> Your goal:
Write out all lines holding the word "permet".

> Input for this task:
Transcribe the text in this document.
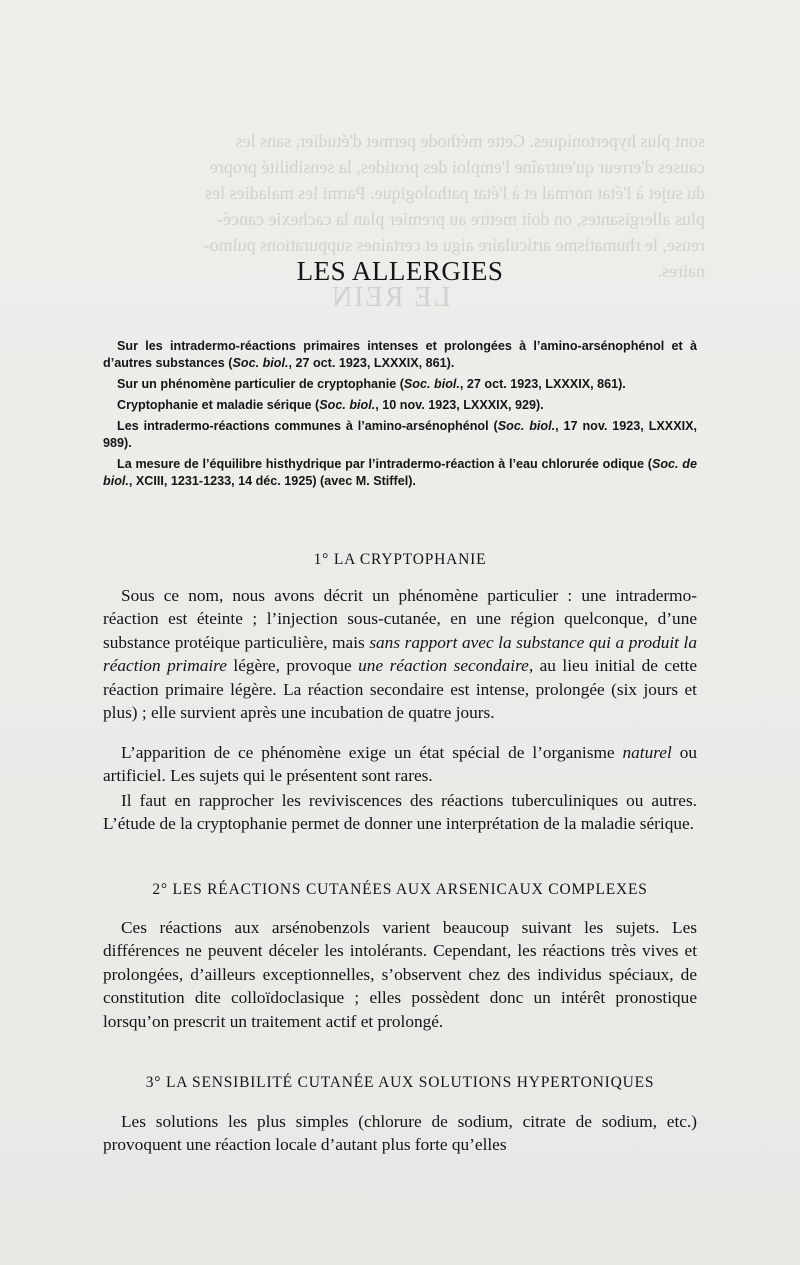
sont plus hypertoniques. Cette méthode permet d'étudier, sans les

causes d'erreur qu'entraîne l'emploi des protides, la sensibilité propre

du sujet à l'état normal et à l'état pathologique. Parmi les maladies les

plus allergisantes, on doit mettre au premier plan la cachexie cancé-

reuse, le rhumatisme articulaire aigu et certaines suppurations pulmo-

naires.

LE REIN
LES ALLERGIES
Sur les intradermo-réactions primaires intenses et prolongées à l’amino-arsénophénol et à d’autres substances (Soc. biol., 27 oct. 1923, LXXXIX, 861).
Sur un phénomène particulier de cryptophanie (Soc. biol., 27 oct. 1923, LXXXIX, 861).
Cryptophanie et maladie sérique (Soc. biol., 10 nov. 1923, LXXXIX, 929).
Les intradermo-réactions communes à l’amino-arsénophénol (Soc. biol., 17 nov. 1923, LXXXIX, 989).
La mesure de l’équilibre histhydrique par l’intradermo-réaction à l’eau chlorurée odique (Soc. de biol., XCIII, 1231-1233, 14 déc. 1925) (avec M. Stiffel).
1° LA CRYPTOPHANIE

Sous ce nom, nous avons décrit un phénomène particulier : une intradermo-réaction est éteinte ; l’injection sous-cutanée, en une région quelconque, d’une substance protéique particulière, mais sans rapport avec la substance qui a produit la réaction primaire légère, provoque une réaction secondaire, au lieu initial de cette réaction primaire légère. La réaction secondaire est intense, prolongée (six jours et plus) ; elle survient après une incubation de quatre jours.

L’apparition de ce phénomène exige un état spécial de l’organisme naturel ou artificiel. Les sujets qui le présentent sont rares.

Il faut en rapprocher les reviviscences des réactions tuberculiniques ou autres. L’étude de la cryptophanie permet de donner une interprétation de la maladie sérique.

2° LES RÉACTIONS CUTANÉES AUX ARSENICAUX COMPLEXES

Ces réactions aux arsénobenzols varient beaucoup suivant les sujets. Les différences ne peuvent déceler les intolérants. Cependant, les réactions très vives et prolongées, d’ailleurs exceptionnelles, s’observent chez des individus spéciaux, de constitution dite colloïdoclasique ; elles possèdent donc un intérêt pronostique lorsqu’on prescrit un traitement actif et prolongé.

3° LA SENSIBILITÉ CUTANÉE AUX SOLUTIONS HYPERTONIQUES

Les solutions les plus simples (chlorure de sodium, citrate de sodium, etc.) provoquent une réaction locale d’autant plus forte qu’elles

> Expected answer:
sont plus hypertoniques. Cette méthode permet d'étudier, sans les
Il faut en rapprocher les reviviscences des réactions tuberculiniques ou autres. L’étude de la cryptophanie permet de donner une interprétation de la maladie sérique.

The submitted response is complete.